WRITTEN INSTRUCTION -> Convert the data from its first line through the line containing "top-navbar: Socializări .ro" into a JSON array of strings, one string per line, skipping blank lines.

PROVIDED RECORDS ->
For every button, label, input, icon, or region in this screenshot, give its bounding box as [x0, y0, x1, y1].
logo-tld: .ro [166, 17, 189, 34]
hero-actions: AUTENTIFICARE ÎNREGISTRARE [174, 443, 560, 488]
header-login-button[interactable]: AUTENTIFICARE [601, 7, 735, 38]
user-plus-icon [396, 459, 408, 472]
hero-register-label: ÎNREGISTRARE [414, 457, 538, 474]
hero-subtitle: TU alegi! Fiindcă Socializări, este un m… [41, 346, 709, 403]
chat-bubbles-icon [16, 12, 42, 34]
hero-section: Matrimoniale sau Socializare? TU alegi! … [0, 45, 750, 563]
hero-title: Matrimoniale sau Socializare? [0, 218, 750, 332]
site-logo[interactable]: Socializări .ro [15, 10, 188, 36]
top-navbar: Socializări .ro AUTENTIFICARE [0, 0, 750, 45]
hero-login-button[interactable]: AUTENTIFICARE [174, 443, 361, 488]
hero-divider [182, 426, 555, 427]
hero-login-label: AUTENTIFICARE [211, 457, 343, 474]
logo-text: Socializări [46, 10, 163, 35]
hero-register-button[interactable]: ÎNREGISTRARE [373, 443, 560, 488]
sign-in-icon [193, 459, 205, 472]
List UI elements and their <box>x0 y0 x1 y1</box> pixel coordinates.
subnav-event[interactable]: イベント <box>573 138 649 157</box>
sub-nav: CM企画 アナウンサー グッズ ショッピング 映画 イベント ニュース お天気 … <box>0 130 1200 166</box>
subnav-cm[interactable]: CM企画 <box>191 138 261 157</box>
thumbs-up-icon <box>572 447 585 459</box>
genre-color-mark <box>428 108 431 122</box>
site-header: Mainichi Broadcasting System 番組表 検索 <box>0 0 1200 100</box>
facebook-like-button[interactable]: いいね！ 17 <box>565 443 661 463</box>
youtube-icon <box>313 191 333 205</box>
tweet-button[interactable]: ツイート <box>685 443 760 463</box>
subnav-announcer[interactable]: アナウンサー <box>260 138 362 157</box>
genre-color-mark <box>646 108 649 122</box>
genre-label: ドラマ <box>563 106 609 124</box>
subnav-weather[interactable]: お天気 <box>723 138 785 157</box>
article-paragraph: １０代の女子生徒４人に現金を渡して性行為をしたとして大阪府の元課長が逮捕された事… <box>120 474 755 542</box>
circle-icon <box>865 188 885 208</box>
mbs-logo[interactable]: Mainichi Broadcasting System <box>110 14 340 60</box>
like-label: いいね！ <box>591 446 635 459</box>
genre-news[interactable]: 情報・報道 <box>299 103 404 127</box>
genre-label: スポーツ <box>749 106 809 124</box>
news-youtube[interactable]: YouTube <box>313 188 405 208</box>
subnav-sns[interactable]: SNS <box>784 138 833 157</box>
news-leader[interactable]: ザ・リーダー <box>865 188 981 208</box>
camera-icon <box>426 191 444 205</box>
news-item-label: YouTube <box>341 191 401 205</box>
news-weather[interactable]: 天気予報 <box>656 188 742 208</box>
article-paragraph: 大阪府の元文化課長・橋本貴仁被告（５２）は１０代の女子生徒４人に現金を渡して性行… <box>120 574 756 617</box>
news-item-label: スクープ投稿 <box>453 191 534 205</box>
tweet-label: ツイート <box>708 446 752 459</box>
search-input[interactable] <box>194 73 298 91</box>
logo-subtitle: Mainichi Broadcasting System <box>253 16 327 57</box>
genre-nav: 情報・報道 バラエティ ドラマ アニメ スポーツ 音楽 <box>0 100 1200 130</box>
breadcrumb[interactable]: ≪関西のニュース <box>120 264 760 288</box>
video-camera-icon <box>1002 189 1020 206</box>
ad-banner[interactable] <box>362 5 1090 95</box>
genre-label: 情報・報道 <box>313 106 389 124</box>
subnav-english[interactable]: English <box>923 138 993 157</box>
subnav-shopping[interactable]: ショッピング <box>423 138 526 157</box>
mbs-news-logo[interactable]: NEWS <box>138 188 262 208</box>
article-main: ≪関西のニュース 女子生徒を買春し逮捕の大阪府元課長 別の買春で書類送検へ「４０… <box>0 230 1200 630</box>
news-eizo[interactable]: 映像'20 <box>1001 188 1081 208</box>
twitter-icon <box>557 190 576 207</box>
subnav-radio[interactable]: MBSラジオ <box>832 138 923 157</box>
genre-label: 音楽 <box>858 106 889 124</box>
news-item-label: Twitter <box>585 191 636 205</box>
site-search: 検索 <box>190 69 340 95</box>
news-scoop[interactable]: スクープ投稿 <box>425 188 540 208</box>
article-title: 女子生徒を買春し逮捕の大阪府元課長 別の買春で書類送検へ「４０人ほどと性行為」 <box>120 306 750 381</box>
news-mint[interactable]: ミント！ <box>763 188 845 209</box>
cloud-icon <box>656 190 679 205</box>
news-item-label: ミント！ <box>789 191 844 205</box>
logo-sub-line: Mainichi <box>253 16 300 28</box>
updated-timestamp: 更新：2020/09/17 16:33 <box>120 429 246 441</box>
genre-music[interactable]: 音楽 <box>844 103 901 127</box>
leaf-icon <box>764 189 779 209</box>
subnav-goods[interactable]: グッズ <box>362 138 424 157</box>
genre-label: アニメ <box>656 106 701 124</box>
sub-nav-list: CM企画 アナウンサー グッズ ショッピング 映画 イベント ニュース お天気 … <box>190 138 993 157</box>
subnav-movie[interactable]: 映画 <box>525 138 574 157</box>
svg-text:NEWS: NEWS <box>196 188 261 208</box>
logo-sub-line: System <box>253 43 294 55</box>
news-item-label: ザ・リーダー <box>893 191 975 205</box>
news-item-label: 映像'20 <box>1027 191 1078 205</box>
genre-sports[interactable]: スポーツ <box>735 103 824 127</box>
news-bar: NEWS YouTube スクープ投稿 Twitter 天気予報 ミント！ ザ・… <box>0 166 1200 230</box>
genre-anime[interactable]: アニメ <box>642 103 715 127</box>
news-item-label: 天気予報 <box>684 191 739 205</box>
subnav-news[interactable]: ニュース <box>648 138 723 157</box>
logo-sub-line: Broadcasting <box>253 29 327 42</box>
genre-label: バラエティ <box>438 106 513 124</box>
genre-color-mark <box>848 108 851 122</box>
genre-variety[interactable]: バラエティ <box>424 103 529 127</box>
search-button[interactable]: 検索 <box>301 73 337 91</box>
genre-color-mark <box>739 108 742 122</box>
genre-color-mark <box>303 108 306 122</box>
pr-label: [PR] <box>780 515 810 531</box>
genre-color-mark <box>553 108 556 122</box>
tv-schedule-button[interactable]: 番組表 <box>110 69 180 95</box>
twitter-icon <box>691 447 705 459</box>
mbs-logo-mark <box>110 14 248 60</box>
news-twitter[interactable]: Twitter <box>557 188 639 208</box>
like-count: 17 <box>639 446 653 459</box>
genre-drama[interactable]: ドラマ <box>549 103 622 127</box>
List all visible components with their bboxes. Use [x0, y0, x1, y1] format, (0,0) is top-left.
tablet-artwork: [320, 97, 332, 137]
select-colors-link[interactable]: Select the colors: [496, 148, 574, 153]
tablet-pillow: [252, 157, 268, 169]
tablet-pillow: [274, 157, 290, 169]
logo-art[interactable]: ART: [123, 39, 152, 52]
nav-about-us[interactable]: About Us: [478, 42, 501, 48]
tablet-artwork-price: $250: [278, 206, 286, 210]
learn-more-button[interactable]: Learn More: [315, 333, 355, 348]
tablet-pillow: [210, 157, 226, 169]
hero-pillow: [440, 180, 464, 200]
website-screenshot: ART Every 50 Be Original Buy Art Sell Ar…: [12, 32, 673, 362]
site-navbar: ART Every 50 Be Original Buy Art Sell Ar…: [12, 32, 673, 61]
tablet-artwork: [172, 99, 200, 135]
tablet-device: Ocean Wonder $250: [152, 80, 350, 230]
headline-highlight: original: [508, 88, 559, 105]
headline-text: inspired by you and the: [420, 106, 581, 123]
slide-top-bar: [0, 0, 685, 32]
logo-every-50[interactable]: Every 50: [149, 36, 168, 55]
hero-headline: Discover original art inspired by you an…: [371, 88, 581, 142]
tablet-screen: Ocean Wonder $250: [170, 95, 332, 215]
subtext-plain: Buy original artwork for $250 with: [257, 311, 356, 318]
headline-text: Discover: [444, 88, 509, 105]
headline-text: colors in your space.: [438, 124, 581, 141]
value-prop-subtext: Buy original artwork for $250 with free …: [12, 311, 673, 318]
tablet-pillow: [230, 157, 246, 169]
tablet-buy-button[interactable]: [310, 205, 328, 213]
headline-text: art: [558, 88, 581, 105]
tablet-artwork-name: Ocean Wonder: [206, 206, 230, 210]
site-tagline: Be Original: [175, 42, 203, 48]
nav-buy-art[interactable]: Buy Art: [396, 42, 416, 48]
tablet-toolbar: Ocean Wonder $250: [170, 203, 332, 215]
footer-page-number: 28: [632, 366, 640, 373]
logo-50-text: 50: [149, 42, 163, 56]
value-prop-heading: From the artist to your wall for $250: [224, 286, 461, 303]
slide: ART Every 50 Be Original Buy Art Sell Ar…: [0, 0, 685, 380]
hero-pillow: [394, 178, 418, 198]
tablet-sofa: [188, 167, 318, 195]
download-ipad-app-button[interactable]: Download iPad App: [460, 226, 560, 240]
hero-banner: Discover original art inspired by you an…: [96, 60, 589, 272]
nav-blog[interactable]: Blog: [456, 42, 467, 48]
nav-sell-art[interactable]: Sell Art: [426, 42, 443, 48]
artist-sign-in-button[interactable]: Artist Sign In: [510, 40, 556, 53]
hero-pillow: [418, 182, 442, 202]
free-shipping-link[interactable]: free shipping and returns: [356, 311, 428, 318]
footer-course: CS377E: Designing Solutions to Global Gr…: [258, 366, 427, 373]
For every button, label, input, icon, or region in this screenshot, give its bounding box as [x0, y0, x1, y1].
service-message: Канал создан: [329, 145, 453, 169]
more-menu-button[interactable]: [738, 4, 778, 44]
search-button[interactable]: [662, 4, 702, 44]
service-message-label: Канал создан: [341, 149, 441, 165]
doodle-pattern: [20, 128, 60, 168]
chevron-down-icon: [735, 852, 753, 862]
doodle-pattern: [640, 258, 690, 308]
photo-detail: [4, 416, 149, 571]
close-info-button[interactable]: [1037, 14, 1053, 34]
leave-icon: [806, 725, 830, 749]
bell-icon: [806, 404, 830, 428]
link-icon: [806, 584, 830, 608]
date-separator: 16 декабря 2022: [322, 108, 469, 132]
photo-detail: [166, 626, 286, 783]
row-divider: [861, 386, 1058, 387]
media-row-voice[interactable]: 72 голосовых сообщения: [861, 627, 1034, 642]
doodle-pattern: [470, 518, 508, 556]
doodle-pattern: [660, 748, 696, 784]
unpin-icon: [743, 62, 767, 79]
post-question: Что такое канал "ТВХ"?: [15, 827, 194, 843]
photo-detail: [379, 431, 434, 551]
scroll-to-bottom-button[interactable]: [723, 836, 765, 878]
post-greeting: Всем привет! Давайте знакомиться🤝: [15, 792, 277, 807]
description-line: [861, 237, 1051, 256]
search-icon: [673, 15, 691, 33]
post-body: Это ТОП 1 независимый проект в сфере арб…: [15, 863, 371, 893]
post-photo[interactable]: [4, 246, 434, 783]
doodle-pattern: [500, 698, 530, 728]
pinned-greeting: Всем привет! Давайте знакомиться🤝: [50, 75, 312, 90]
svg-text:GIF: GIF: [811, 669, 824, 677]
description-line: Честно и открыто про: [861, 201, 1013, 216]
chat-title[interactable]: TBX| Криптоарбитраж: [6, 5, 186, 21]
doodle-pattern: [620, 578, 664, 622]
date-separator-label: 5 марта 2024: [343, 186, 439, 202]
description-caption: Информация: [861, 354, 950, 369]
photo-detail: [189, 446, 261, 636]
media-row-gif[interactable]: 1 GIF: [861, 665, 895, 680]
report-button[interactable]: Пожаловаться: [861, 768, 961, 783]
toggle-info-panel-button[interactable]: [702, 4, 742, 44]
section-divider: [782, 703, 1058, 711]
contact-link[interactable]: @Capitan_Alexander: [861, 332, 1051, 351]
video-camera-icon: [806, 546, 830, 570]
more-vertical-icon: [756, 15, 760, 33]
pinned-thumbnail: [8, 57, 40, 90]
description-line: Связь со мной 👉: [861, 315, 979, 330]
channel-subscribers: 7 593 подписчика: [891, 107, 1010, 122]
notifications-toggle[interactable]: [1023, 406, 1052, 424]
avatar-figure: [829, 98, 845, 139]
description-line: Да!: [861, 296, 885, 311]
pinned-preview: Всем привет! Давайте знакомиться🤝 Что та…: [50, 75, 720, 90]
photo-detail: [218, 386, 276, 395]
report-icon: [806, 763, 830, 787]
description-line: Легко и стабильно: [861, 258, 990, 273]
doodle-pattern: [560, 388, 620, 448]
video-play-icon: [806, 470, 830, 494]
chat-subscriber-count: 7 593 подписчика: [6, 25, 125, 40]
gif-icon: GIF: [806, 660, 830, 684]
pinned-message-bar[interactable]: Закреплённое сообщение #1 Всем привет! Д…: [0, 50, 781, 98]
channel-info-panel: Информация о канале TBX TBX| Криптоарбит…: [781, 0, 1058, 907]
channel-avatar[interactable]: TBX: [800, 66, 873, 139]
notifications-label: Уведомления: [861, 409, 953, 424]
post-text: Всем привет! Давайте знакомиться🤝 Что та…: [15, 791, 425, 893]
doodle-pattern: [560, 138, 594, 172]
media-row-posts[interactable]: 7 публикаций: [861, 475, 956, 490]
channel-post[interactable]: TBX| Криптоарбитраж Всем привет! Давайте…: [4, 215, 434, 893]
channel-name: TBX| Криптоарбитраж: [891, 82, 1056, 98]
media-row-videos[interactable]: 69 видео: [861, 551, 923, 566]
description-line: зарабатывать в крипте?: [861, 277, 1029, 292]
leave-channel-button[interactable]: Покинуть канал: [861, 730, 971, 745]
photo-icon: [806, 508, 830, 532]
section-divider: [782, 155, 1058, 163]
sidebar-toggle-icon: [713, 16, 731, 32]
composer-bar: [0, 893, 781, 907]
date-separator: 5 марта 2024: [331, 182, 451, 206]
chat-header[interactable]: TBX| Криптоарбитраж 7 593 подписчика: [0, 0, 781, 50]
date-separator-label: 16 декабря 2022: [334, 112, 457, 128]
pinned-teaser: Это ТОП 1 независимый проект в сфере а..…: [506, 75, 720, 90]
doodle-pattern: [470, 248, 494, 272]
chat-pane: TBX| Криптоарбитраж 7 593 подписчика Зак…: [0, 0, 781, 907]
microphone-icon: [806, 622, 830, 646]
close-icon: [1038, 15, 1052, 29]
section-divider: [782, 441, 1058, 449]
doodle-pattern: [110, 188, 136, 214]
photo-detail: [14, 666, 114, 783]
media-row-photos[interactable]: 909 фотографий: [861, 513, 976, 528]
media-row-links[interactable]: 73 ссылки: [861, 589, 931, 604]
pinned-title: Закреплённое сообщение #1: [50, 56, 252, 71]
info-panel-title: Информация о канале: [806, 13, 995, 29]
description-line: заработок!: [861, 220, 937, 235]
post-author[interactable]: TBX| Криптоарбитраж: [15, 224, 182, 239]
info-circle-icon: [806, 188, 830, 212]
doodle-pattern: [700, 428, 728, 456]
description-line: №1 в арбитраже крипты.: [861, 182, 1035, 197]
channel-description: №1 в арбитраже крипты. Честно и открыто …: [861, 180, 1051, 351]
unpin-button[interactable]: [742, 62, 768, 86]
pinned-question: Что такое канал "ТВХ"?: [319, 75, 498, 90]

ANSWER TO THIS TASK ->
[
  "For every button, label, input, icon, or region in this screenshot, give its bounding box as [x0, y0, x1, y1].",
  "logo-tld: .ro [166, 17, 189, 34]",
  "hero-actions: AUTENTIFICARE ÎNREGISTRARE [174, 443, 560, 488]",
  "header-login-button[interactable]: AUTENTIFICARE [601, 7, 735, 38]",
  "user-plus-icon [396, 459, 408, 472]",
  "hero-register-label: ÎNREGISTRARE [414, 457, 538, 474]",
  "hero-subtitle: TU alegi! Fiindcă Socializări, este un m… [41, 346, 709, 403]",
  "chat-bubbles-icon [16, 12, 42, 34]",
  "hero-section: Matrimoniale sau Socializare? TU alegi! … [0, 45, 750, 563]",
  "hero-title: Matrimoniale sau Socializare? [0, 218, 750, 332]",
  "site-logo[interactable]: Socializări .ro [15, 10, 188, 36]",
  "top-navbar: Socializări .ro AUTENTIFICARE [0, 0, 750, 45]"
]